TASK.
Give the number of lines holding the string "eigenstates" and nothing more.

RECORDS.

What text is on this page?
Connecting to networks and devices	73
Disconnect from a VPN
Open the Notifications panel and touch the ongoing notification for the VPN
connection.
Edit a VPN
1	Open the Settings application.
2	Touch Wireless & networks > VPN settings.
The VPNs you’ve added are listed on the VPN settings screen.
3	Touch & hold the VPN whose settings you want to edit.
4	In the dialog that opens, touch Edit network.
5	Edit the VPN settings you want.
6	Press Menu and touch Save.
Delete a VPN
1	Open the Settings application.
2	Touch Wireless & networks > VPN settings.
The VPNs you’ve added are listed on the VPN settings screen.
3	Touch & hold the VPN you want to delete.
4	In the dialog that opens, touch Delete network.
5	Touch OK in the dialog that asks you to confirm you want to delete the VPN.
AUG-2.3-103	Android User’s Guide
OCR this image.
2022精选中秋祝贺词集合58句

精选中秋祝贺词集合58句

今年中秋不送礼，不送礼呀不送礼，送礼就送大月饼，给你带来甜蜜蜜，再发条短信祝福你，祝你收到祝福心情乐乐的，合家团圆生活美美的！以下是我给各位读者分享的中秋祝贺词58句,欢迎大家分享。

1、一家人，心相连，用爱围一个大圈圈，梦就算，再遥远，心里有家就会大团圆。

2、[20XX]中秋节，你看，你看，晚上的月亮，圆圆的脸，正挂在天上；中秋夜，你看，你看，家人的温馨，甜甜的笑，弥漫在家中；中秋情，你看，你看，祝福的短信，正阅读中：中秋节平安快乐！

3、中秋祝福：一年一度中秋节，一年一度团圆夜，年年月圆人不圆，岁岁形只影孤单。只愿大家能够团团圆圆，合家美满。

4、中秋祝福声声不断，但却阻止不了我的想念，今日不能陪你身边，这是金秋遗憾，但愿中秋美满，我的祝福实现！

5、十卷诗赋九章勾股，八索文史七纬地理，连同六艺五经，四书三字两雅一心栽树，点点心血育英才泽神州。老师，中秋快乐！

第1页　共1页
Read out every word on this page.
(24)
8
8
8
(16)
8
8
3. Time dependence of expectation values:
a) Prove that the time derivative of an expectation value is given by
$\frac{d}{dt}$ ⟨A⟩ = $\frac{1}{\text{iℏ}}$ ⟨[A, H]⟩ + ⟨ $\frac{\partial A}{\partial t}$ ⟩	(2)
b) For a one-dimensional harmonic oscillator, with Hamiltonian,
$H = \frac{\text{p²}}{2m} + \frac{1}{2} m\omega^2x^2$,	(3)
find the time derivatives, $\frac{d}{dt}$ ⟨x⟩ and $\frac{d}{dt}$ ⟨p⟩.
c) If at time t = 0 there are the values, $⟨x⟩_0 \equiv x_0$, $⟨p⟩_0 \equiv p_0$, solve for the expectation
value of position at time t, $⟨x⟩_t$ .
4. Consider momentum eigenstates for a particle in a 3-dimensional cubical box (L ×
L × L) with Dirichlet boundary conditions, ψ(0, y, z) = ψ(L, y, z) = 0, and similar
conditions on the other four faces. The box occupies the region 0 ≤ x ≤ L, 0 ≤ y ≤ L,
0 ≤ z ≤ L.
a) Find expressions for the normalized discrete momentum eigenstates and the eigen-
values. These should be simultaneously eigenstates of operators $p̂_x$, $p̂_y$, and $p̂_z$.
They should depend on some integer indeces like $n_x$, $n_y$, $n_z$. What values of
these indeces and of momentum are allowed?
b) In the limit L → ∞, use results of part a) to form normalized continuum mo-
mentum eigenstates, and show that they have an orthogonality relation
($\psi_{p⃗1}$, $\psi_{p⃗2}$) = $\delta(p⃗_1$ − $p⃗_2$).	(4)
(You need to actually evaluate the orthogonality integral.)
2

SOLUTION TO THE PROBLEM.
4